Problem to solve =>
Repeat the records exactly. Every line must match.

(Extracted data entries)
=======

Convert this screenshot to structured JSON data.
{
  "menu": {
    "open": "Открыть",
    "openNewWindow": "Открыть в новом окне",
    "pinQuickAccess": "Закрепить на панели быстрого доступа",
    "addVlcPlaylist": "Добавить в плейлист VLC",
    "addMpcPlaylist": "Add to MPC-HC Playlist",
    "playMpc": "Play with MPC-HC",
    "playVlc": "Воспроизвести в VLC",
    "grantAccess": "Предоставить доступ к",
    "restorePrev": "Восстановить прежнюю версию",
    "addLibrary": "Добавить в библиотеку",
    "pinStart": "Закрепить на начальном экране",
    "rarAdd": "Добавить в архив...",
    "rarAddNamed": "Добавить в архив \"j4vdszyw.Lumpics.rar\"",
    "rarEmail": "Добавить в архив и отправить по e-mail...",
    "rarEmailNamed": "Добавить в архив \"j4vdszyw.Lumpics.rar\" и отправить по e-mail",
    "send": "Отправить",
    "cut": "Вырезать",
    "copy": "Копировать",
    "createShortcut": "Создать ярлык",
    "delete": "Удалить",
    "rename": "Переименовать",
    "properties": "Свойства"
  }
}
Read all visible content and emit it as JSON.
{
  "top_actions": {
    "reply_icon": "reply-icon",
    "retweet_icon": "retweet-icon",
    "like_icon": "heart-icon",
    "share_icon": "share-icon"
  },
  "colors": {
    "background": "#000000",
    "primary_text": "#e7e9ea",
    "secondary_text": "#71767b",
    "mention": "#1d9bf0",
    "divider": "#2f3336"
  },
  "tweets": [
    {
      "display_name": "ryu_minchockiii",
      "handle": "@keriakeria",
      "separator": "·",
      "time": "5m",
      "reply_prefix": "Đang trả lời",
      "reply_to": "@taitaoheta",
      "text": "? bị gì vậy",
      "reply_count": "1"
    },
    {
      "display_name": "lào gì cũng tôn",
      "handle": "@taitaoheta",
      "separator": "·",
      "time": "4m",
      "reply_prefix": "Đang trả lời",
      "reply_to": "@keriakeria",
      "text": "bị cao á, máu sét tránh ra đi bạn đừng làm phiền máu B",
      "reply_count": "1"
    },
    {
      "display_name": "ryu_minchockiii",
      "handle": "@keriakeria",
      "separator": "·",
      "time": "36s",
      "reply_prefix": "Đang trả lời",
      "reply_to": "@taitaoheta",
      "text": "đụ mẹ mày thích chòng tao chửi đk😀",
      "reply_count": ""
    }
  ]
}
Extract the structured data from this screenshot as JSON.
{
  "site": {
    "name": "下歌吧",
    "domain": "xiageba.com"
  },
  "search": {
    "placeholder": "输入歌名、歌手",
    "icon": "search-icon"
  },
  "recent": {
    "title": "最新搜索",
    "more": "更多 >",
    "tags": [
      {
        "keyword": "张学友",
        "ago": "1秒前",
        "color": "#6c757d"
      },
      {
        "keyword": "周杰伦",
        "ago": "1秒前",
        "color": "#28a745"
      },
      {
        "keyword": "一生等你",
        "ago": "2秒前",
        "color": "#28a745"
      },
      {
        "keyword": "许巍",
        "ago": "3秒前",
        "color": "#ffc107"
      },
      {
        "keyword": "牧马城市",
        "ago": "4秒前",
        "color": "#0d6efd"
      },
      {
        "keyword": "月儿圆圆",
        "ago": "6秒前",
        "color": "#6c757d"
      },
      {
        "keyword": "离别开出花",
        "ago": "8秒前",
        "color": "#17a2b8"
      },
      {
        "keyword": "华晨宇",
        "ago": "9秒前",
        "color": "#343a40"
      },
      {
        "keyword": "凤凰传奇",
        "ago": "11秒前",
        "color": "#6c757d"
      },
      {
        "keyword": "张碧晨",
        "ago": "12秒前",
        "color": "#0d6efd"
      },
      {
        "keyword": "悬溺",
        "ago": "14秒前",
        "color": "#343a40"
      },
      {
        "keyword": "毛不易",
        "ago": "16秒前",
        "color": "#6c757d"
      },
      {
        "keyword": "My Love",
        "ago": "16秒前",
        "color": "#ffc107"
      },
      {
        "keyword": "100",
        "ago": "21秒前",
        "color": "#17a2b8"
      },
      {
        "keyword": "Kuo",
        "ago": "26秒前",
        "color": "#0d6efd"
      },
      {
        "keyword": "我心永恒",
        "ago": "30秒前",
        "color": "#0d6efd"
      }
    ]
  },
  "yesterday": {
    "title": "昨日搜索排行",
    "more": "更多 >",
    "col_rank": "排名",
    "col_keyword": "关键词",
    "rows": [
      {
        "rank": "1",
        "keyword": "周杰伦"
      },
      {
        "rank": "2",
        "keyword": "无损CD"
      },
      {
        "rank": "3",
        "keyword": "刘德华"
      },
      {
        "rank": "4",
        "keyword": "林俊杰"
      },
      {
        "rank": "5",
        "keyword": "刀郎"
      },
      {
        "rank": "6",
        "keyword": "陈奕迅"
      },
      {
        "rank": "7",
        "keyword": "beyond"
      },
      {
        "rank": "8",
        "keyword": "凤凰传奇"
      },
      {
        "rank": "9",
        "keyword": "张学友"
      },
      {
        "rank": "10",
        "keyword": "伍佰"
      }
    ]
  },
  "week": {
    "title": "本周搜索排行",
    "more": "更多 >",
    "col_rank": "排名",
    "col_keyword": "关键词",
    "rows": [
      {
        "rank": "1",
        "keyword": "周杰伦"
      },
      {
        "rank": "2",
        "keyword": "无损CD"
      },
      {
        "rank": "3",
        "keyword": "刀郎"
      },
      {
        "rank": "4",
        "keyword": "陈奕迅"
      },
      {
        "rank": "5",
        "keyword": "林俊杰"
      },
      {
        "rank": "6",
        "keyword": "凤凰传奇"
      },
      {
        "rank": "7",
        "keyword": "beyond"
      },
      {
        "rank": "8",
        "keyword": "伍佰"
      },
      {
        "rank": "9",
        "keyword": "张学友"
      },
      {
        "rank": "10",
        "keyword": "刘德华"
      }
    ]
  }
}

=======

Exercise output =>
Convert this screenshot to structured JSON data.
{
  "menu": {
    "open": "Открыть",
    "openNewWindow": "Открыть в новом окне",
    "pinQuickAccess": "Закрепить на панели быстрого доступа",
    "addVlcPlaylist": "Добавить в плейлист VLC",
    "addMpcPlaylist": "Add to MPC-HC Playlist",
    "playMpc": "Play with MPC-HC",
    "playVlc": "Воспроизвести в VLC",
    "grantAccess": "Предоставить доступ к",
    "restorePrev": "Восстановить прежнюю версию",
    "addLibrary": "Добавить в библиотеку",
    "pinStart": "Закрепить на начальном экране",
    "rarAdd": "Добавить в архив...",
    "rarAddNamed": "Добавить в архив \"j4vdszyw.Lumpics.rar\"",
    "rarEmail": "Добавить в архив и отправить по e-mail...",
    "rarEmailNamed": "Добавить в архив \"j4vdszyw.Lumpics.rar\" и отправить по e-mail",
    "send": "Отправить",
    "cut": "Вырезать",
    "copy": "Копировать",
    "createShortcut": "Создать ярлык",
    "delete": "Удалить",
    "rename": "Переименовать",
    "properties": "Свойства"
  }
}
Read all visible content and emit it as JSON.
{
  "top_actions": {
    "reply_icon": "reply-icon",
    "retweet_icon": "retweet-icon",
    "like_icon": "heart-icon",
    "share_icon": "share-icon"
  },
  "colors": {
    "background": "#000000",
    "primary_text": "#e7e9ea",
    "secondary_text": "#71767b",
    "mention": "#1d9bf0",
    "divider": "#2f3336"
  },
  "tweets": [
    {
      "display_name": "ryu_minchockiii",
      "handle": "@keriakeria",
      "separator": "·",
      "time": "5m",
      "reply_prefix": "Đang trả lời",
      "reply_to": "@taitaoheta",
      "text": "? bị gì vậy",
      "reply_count": "1"
    },
    {
      "display_name": "lào gì cũng tôn",
      "handle": "@taitaoheta",
      "separator": "·",
      "time": "4m",
      "reply_prefix": "Đang trả lời",
      "reply_to": "@keriakeria",
      "text": "bị cao á, máu sét tránh ra đi bạn đừng làm phiền máu B",
      "reply_count": "1"
    },
    {
      "display_name": "ryu_minchockiii",
      "handle": "@keriakeria",
      "separator": "·",
      "time": "36s",
      "reply_prefix": "Đang trả lời",
      "reply_to": "@taitaoheta",
      "text": "đụ mẹ mày thích chòng tao chửi đk😀",
      "reply_count": ""
    }
  ]
}
Extract the structured data from this screenshot as JSON.
{
  "site": {
    "name": "下歌吧",
    "domain": "xiageba.com"
  },
  "search": {
    "placeholder": "输入歌名、歌手",
    "icon": "search-icon"
  },
  "recent": {
    "title": "最新搜索",
    "more": "更多 >",
    "tags": [
      {
        "keyword": "张学友",
        "ago": "1秒前",
        "color": "#6c757d"
      },
      {
        "keyword": "周杰伦",
        "ago": "1秒前",
        "color": "#28a745"
      },
      {
        "keyword": "一生等你",
        "ago": "2秒前",
        "color": "#28a745"
      },
      {
        "keyword": "许巍",
        "ago": "3秒前",
        "color": "#ffc107"
      },
      {
        "keyword": "牧马城市",
        "ago": "4秒前",
        "color": "#0d6efd"
      },
      {
        "keyword": "月儿圆圆",
        "ago": "6秒前",
        "color": "#6c757d"
      },
      {
        "keyword": "离别开出花",
        "ago": "8秒前",
        "color": "#17a2b8"
      },
      {
        "keyword": "华晨宇",
        "ago": "9秒前",
        "color": "#343a40"
      },
      {
        "keyword": "凤凰传奇",
        "ago": "11秒前",
        "color": "#6c757d"
      },
      {
        "keyword": "张碧晨",
        "ago": "12秒前",
        "color": "#0d6efd"
      },
      {
        "keyword": "悬溺",
        "ago": "14秒前",
        "color": "#343a40"
      },
      {
        "keyword": "毛不易",
        "ago": "16秒前",
        "color": "#6c757d"
      },
      {
        "keyword": "My Love",
        "ago": "16秒前",
        "color": "#ffc107"
      },
      {
        "keyword": "100",
        "ago": "21秒前",
        "color": "#17a2b8"
      },
      {
        "keyword": "Kuo",
        "ago": "26秒前",
        "color": "#0d6efd"
      },
      {
        "keyword": "我心永恒",
        "ago": "30秒前",
        "color": "#0d6efd"
      }
    ]
  },
  "yesterday": {
    "title": "昨日搜索排行",
    "more": "更多 >",
    "col_rank": "排名",
    "col_keyword": "关键词",
    "rows": [
      {
        "rank": "1",
        "keyword": "周杰伦"
      },
      {
        "rank": "2",
        "keyword": "无损CD"
      },
      {
        "rank": "3",
        "keyword": "刘德华"
      },
      {
        "rank": "4",
        "keyword": "林俊杰"
      },
      {
        "rank": "5",
        "keyword": "刀郎"
      },
      {
        "rank": "6",
        "keyword": "陈奕迅"
      },
      {
        "rank": "7",
        "keyword": "beyond"
      },
      {
        "rank": "8",
        "keyword": "凤凰传奇"
      },
      {
        "rank": "9",
        "keyword": "张学友"
      },
      {
        "rank": "10",
        "keyword": "伍佰"
      }
    ]
  },
  "week": {
    "title": "本周搜索排行",
    "more": "更多 >",
    "col_rank": "排名",
    "col_keyword": "关键词",
    "rows": [
      {
        "rank": "1",
        "keyword": "周杰伦"
      },
      {
        "rank": "2",
        "keyword": "无损CD"
      },
      {
        "rank": "3",
        "keyword": "刀郎"
      },
      {
        "rank": "4",
        "keyword": "陈奕迅"
      },
      {
        "rank": "5",
        "keyword": "林俊杰"
      },
      {
        "rank": "6",
        "keyword": "凤凰传奇"
      },
      {
        "rank": "7",
        "keyword": "beyond"
      },
      {
        "rank": "8",
        "keyword": "伍佰"
      },
      {
        "rank": "9",
        "keyword": "张学友"
      },
      {
        "rank": "10",
        "keyword": "刘德华"
      }
    ]
  }
}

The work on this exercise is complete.